(TO DO) From the material below, list every line containing "make".

Dataset items
• • • • • • •
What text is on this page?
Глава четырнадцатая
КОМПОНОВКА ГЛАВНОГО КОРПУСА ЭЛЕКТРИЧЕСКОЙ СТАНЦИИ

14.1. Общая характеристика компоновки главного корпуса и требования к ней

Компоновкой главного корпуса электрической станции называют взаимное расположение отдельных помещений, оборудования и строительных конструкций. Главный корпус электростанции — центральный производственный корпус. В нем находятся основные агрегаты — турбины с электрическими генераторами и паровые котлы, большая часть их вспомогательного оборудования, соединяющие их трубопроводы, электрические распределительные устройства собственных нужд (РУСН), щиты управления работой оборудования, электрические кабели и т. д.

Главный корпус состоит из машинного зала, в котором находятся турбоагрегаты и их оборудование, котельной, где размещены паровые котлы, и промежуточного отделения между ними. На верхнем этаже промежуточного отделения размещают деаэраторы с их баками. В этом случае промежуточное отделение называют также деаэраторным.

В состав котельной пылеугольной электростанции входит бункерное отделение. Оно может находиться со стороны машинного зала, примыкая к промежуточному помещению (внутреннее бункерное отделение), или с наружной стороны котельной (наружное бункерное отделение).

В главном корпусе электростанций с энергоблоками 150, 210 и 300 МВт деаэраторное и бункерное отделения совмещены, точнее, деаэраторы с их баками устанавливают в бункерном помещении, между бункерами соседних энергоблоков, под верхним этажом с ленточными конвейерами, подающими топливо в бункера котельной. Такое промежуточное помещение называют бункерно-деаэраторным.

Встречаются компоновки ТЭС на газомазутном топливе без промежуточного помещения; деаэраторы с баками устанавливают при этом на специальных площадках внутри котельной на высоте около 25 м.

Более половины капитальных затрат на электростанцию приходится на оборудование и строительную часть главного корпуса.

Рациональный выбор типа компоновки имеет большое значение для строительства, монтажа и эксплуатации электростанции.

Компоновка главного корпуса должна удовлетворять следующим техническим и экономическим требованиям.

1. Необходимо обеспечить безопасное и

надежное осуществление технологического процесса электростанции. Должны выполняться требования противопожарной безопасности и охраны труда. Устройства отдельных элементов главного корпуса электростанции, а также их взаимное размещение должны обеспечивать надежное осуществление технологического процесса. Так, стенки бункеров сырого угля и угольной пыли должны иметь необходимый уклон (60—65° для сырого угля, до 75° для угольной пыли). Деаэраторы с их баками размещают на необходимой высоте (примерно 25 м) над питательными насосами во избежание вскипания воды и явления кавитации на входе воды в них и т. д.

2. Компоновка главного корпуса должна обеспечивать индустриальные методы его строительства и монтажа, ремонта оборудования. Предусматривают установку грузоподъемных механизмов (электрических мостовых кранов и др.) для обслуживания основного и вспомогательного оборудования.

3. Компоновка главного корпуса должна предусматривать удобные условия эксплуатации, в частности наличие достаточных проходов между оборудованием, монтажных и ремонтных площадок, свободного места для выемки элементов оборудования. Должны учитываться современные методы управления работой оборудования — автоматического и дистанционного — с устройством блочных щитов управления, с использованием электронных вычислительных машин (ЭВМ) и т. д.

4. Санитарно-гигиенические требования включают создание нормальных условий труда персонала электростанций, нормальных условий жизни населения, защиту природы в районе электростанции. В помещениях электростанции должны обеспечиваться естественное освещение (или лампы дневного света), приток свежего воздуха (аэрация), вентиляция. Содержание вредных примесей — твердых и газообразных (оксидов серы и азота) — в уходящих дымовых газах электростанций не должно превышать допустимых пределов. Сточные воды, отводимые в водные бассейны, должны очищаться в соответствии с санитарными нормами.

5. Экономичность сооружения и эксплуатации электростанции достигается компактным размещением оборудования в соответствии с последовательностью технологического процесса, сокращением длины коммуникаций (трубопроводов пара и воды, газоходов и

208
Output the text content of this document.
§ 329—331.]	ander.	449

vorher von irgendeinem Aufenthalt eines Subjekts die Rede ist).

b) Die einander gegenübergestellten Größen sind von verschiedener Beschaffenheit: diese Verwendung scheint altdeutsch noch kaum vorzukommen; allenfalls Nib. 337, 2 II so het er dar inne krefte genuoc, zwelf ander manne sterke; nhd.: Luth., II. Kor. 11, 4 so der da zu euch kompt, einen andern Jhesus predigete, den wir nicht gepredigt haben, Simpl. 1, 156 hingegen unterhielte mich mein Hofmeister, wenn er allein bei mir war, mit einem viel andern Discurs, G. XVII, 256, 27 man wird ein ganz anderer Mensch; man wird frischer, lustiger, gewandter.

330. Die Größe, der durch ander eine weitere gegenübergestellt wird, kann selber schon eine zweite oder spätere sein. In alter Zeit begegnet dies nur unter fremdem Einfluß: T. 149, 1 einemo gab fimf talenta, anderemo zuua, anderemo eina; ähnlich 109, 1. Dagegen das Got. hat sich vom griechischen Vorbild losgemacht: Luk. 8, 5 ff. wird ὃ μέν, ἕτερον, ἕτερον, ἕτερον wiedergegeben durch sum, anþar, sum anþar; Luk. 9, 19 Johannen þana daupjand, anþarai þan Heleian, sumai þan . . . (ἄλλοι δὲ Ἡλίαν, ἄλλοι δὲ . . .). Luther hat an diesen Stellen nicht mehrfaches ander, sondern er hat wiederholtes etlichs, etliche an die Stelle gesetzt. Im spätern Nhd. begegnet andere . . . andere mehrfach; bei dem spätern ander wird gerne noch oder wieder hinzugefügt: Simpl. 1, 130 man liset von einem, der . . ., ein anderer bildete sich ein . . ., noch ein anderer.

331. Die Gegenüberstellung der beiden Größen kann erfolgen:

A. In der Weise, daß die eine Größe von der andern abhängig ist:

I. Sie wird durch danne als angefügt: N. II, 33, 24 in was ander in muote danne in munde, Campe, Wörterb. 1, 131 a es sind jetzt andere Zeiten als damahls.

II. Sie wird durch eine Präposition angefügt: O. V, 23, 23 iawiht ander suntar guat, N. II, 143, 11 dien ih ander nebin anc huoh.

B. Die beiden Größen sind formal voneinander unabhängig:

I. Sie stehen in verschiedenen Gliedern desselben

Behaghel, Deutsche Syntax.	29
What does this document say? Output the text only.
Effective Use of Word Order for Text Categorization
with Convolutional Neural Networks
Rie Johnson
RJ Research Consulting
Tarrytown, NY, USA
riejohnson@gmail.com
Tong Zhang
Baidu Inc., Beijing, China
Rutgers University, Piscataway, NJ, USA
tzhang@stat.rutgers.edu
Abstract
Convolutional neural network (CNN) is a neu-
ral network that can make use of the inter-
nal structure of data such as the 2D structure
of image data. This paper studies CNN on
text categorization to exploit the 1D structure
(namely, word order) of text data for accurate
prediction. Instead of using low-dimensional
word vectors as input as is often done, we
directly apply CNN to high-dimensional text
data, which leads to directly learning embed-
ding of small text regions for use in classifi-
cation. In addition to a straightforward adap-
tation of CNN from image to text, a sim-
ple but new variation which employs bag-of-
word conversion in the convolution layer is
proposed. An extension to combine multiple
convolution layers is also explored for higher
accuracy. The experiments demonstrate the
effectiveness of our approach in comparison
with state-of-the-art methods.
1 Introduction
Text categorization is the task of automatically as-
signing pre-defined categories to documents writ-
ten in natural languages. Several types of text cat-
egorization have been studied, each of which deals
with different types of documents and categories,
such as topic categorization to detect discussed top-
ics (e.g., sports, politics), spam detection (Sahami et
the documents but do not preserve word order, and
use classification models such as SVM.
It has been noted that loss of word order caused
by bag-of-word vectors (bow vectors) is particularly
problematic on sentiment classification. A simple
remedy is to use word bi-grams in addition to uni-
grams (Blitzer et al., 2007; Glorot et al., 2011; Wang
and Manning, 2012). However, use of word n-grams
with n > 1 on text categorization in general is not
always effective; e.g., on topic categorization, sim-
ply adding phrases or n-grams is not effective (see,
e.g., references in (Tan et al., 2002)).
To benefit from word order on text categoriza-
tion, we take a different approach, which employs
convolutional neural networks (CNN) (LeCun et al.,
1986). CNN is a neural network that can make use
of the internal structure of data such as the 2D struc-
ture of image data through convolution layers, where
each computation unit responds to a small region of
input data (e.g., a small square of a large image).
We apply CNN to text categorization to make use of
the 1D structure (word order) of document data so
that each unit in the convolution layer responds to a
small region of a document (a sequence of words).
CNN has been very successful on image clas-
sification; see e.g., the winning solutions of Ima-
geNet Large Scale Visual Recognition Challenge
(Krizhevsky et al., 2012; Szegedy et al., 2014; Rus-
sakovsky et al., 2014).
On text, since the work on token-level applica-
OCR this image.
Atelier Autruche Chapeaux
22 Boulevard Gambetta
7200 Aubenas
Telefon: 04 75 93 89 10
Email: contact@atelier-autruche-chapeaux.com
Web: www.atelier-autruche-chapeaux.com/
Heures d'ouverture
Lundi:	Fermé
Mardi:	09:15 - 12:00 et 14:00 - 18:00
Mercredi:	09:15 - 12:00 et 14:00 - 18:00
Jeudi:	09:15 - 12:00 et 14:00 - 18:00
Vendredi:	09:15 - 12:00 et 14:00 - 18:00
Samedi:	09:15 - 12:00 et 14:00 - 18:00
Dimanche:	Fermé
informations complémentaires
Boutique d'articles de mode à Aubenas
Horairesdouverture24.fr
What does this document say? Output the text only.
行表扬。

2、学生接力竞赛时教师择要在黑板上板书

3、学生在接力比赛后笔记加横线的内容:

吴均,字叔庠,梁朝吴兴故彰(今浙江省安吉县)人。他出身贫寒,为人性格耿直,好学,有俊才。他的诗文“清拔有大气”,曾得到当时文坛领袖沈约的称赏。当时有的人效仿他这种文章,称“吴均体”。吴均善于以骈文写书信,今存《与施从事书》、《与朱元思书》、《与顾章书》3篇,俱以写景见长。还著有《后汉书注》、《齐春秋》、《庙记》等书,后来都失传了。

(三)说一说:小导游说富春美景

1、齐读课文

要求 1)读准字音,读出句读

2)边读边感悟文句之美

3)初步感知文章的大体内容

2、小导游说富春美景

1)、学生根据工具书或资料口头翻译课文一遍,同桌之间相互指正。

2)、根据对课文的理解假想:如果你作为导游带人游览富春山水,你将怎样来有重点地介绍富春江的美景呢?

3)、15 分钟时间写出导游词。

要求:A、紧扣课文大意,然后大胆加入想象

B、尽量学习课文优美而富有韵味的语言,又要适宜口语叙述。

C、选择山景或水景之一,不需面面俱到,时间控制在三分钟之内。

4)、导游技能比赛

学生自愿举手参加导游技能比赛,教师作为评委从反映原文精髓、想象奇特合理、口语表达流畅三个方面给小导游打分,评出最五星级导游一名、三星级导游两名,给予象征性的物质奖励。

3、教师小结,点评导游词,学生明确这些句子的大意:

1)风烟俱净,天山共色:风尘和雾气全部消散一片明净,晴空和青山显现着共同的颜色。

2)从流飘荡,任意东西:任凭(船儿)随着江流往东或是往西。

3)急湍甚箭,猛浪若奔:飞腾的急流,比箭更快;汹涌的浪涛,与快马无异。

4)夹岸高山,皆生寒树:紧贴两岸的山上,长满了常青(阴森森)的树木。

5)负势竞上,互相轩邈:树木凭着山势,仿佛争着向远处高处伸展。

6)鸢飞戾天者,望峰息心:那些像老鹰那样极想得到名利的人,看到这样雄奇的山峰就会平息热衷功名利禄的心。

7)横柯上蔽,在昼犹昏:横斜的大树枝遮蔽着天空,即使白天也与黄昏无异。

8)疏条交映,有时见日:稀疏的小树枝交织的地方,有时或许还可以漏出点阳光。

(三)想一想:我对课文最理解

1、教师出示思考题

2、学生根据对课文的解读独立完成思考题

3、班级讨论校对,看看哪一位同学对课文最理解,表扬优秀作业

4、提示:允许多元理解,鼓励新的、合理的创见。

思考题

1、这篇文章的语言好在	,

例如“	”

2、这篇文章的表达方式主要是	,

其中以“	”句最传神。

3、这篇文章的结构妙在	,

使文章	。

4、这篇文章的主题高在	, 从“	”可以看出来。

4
• • • • • • •
(RESULT BELOW)
ral network that can make use of the inter-
1986). CNN is a neural network that can make use
We apply CNN to text categorization to make use of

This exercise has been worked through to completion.